====== RECORDS FOR PROCESSING ======

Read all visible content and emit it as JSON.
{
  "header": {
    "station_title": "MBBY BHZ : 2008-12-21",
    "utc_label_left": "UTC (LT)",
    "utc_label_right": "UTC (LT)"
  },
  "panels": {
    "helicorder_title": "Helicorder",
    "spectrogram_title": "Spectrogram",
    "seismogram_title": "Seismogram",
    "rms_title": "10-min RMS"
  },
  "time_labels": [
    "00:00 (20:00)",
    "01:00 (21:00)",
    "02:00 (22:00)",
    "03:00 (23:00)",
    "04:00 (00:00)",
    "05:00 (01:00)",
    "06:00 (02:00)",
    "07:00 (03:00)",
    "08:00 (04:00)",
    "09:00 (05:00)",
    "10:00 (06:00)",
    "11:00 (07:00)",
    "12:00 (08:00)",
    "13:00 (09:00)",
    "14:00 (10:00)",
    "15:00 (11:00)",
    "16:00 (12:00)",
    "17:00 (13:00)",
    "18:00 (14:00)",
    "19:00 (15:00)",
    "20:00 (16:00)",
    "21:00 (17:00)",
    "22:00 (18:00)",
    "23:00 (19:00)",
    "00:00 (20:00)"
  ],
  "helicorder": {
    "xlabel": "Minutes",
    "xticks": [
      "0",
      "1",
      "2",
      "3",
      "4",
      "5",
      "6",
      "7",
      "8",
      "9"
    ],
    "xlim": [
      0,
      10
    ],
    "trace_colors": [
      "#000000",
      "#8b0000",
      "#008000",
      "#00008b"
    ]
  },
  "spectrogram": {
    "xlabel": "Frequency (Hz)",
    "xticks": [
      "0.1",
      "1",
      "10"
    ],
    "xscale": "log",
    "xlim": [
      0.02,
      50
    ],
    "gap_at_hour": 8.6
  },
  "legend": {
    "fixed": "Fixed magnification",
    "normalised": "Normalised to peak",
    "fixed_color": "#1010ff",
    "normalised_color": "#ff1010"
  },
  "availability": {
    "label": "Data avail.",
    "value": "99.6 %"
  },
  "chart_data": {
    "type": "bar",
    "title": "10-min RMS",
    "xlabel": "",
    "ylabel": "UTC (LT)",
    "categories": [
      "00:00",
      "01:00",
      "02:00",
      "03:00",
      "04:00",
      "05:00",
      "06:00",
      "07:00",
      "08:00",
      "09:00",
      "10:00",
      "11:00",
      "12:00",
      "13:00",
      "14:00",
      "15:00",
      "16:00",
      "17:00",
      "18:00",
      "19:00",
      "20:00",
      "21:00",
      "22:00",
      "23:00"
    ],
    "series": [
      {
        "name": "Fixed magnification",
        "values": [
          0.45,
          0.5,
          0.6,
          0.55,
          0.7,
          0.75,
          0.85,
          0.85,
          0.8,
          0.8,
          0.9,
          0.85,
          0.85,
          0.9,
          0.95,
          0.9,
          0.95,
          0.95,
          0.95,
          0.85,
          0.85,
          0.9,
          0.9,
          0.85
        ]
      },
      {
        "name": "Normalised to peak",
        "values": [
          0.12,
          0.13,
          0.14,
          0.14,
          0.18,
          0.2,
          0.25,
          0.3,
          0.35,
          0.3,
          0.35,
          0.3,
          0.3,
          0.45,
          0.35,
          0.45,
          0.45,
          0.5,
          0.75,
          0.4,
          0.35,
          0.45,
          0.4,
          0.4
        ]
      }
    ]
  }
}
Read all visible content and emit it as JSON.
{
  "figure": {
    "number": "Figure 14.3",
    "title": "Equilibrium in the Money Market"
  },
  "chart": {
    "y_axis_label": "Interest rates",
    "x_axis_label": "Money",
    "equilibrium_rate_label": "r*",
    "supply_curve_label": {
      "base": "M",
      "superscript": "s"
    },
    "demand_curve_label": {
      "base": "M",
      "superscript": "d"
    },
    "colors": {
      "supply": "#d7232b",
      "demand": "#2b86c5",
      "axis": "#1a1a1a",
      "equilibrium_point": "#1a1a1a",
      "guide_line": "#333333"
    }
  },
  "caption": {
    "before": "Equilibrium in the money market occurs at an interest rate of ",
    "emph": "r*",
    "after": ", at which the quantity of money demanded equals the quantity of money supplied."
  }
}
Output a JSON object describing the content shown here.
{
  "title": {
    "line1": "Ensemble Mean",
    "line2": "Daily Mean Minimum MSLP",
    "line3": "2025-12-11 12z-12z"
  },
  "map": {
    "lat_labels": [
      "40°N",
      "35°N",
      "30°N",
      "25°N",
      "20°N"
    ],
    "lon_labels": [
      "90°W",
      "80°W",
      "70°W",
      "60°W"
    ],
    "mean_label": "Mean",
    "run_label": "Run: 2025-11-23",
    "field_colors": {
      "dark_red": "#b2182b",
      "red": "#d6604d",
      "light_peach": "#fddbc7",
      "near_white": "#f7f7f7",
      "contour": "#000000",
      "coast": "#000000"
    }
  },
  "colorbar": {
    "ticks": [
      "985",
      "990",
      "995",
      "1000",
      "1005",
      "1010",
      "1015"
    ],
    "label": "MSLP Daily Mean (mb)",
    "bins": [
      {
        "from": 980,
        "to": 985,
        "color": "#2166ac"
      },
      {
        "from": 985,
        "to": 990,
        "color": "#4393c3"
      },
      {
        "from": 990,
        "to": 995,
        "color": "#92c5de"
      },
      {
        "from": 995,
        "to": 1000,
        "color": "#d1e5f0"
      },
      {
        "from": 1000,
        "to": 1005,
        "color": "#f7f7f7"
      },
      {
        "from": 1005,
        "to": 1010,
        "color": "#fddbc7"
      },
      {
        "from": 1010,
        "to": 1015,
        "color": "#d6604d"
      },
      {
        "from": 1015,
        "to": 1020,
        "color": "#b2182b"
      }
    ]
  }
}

======

- _AIM_: Each line of the material should be duplicated exactly, please.

- _COMPLETED TASK_:
Read all visible content and emit it as JSON.
{
  "header": {
    "station_title": "MBBY BHZ : 2008-12-21",
    "utc_label_left": "UTC (LT)",
    "utc_label_right": "UTC (LT)"
  },
  "panels": {
    "helicorder_title": "Helicorder",
    "spectrogram_title": "Spectrogram",
    "seismogram_title": "Seismogram",
    "rms_title": "10-min RMS"
  },
  "time_labels": [
    "00:00 (20:00)",
    "01:00 (21:00)",
    "02:00 (22:00)",
    "03:00 (23:00)",
    "04:00 (00:00)",
    "05:00 (01:00)",
    "06:00 (02:00)",
    "07:00 (03:00)",
    "08:00 (04:00)",
    "09:00 (05:00)",
    "10:00 (06:00)",
    "11:00 (07:00)",
    "12:00 (08:00)",
    "13:00 (09:00)",
    "14:00 (10:00)",
    "15:00 (11:00)",
    "16:00 (12:00)",
    "17:00 (13:00)",
    "18:00 (14:00)",
    "19:00 (15:00)",
    "20:00 (16:00)",
    "21:00 (17:00)",
    "22:00 (18:00)",
    "23:00 (19:00)",
    "00:00 (20:00)"
  ],
  "helicorder": {
    "xlabel": "Minutes",
    "xticks": [
      "0",
      "1",
      "2",
      "3",
      "4",
      "5",
      "6",
      "7",
      "8",
      "9"
    ],
    "xlim": [
      0,
      10
    ],
    "trace_colors": [
      "#000000",
      "#8b0000",
      "#008000",
      "#00008b"
    ]
  },
  "spectrogram": {
    "xlabel": "Frequency (Hz)",
    "xticks": [
      "0.1",
      "1",
      "10"
    ],
    "xscale": "log",
    "xlim": [
      0.02,
      50
    ],
    "gap_at_hour": 8.6
  },
  "legend": {
    "fixed": "Fixed magnification",
    "normalised": "Normalised to peak",
    "fixed_color": "#1010ff",
    "normalised_color": "#ff1010"
  },
  "availability": {
    "label": "Data avail.",
    "value": "99.6 %"
  },
  "chart_data": {
    "type": "bar",
    "title": "10-min RMS",
    "xlabel": "",
    "ylabel": "UTC (LT)",
    "categories": [
      "00:00",
      "01:00",
      "02:00",
      "03:00",
      "04:00",
      "05:00",
      "06:00",
      "07:00",
      "08:00",
      "09:00",
      "10:00",
      "11:00",
      "12:00",
      "13:00",
      "14:00",
      "15:00",
      "16:00",
      "17:00",
      "18:00",
      "19:00",
      "20:00",
      "21:00",
      "22:00",
      "23:00"
    ],
    "series": [
      {
        "name": "Fixed magnification",
        "values": [
          0.45,
          0.5,
          0.6,
          0.55,
          0.7,
          0.75,
          0.85,
          0.85,
          0.8,
          0.8,
          0.9,
          0.85,
          0.85,
          0.9,
          0.95,
          0.9,
          0.95,
          0.95,
          0.95,
          0.85,
          0.85,
          0.9,
          0.9,
          0.85
        ]
      },
      {
        "name": "Normalised to peak",
        "values": [
          0.12,
          0.13,
          0.14,
          0.14,
          0.18,
          0.2,
          0.25,
          0.3,
          0.35,
          0.3,
          0.35,
          0.3,
          0.3,
          0.45,
          0.35,
          0.45,
          0.45,
          0.5,
          0.75,
          0.4,
          0.35,
          0.45,
          0.4,
          0.4
        ]
      }
    ]
  }
}
Read all visible content and emit it as JSON.
{
  "figure": {
    "number": "Figure 14.3",
    "title": "Equilibrium in the Money Market"
  },
  "chart": {
    "y_axis_label": "Interest rates",
    "x_axis_label": "Money",
    "equilibrium_rate_label": "r*",
    "supply_curve_label": {
      "base": "M",
      "superscript": "s"
    },
    "demand_curve_label": {
      "base": "M",
      "superscript": "d"
    },
    "colors": {
      "supply": "#d7232b",
      "demand": "#2b86c5",
      "axis": "#1a1a1a",
      "equilibrium_point": "#1a1a1a",
      "guide_line": "#333333"
    }
  },
  "caption": {
    "before": "Equilibrium in the money market occurs at an interest rate of ",
    "emph": "r*",
    "after": ", at which the quantity of money demanded equals the quantity of money supplied."
  }
}
Output a JSON object describing the content shown here.
{
  "title": {
    "line1": "Ensemble Mean",
    "line2": "Daily Mean Minimum MSLP",
    "line3": "2025-12-11 12z-12z"
  },
  "map": {
    "lat_labels": [
      "40°N",
      "35°N",
      "30°N",
      "25°N",
      "20°N"
    ],
    "lon_labels": [
      "90°W",
      "80°W",
      "70°W",
      "60°W"
    ],
    "mean_label": "Mean",
    "run_label": "Run: 2025-11-23",
    "field_colors": {
      "dark_red": "#b2182b",
      "red": "#d6604d",
      "light_peach": "#fddbc7",
      "near_white": "#f7f7f7",
      "contour": "#000000",
      "coast": "#000000"
    }
  },
  "colorbar": {
    "ticks": [
      "985",
      "990",
      "995",
      "1000",
      "1005",
      "1010",
      "1015"
    ],
    "label": "MSLP Daily Mean (mb)",
    "bins": [
      {
        "from": 980,
        "to": 985,
        "color": "#2166ac"
      },
      {
        "from": 985,
        "to": 990,
        "color": "#4393c3"
      },
      {
        "from": 990,
        "to": 995,
        "color": "#92c5de"
      },
      {
        "from": 995,
        "to": 1000,
        "color": "#d1e5f0"
      },
      {
        "from": 1000,
        "to": 1005,
        "color": "#f7f7f7"
      },
      {
        "from": 1005,
        "to": 1010,
        "color": "#fddbc7"
      },
      {
        "from": 1010,
        "to": 1015,
        "color": "#d6604d"
      },
      {
        "from": 1015,
        "to": 1020,
        "color": "#b2182b"
      }
    ]
  }
}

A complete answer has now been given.